Structured figure records
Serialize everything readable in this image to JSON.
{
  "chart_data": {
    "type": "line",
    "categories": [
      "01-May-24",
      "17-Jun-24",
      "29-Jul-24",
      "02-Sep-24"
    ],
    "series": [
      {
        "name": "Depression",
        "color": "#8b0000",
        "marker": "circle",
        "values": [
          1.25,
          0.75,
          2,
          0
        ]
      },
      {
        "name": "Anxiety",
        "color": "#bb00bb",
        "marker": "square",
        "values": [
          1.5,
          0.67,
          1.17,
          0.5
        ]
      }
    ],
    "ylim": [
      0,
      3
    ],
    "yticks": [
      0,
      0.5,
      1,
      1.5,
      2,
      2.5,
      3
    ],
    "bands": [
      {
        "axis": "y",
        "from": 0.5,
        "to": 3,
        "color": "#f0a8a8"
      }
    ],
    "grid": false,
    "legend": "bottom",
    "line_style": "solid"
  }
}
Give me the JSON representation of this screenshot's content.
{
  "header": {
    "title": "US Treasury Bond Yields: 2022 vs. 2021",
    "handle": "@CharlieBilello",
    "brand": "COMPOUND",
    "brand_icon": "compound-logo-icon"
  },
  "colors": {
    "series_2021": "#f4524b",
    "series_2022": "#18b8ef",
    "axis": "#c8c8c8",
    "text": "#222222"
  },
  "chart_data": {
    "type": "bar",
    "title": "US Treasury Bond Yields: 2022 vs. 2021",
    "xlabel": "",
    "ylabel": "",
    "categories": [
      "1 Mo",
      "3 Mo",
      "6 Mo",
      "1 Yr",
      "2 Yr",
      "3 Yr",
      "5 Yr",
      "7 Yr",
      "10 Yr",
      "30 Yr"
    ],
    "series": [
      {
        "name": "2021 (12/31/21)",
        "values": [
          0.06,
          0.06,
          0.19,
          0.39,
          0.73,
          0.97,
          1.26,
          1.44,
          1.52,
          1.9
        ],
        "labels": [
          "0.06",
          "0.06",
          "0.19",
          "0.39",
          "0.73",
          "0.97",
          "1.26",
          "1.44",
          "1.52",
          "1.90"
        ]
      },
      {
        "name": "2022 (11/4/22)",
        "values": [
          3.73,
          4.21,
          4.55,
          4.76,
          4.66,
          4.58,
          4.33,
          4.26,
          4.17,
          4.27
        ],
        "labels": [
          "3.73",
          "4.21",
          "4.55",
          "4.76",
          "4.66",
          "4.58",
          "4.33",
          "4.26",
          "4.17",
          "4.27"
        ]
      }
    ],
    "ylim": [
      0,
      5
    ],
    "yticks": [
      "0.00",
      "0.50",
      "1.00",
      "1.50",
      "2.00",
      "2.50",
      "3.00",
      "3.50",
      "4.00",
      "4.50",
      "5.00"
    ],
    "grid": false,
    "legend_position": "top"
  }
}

WHAT YOU ARE ASKED TO DO
Exactly reproduce all of the entries.

REPLY TO THE TASK
Serialize everything readable in this image to JSON.
{
  "chart_data": {
    "type": "line",
    "categories": [
      "01-May-24",
      "17-Jun-24",
      "29-Jul-24",
      "02-Sep-24"
    ],
    "series": [
      {
        "name": "Depression",
        "color": "#8b0000",
        "marker": "circle",
        "values": [
          1.25,
          0.75,
          2,
          0
        ]
      },
      {
        "name": "Anxiety",
        "color": "#bb00bb",
        "marker": "square",
        "values": [
          1.5,
          0.67,
          1.17,
          0.5
        ]
      }
    ],
    "ylim": [
      0,
      3
    ],
    "yticks": [
      0,
      0.5,
      1,
      1.5,
      2,
      2.5,
      3
    ],
    "bands": [
      {
        "axis": "y",
        "from": 0.5,
        "to": 3,
        "color": "#f0a8a8"
      }
    ],
    "grid": false,
    "legend": "bottom",
    "line_style": "solid"
  }
}
Give me the JSON representation of this screenshot's content.
{
  "header": {
    "title": "US Treasury Bond Yields: 2022 vs. 2021",
    "handle": "@CharlieBilello",
    "brand": "COMPOUND",
    "brand_icon": "compound-logo-icon"
  },
  "colors": {
    "series_2021": "#f4524b",
    "series_2022": "#18b8ef",
    "axis": "#c8c8c8",
    "text": "#222222"
  },
  "chart_data": {
    "type": "bar",
    "title": "US Treasury Bond Yields: 2022 vs. 2021",
    "xlabel": "",
    "ylabel": "",
    "categories": [
      "1 Mo",
      "3 Mo",
      "6 Mo",
      "1 Yr",
      "2 Yr",
      "3 Yr",
      "5 Yr",
      "7 Yr",
      "10 Yr",
      "30 Yr"
    ],
    "series": [
      {
        "name": "2021 (12/31/21)",
        "values": [
          0.06,
          0.06,
          0.19,
          0.39,
          0.73,
          0.97,
          1.26,
          1.44,
          1.52,
          1.9
        ],
        "labels": [
          "0.06",
          "0.06",
          "0.19",
          "0.39",
          "0.73",
          "0.97",
          "1.26",
          "1.44",
          "1.52",
          "1.90"
        ]
      },
      {
        "name": "2022 (11/4/22)",
        "values": [
          3.73,
          4.21,
          4.55,
          4.76,
          4.66,
          4.58,
          4.33,
          4.26,
          4.17,
          4.27
        ],
        "labels": [
          "3.73",
          "4.21",
          "4.55",
          "4.76",
          "4.66",
          "4.58",
          "4.33",
          "4.26",
          "4.17",
          "4.27"
        ]
      }
    ],
    "ylim": [
      0,
      5
    ],
    "yticks": [
      "0.00",
      "0.50",
      "1.00",
      "1.50",
      "2.00",
      "2.50",
      "3.00",
      "3.50",
      "4.00",
      "4.50",
      "5.00"
    ],
    "grid": false,
    "legend_position": "top"
  }
}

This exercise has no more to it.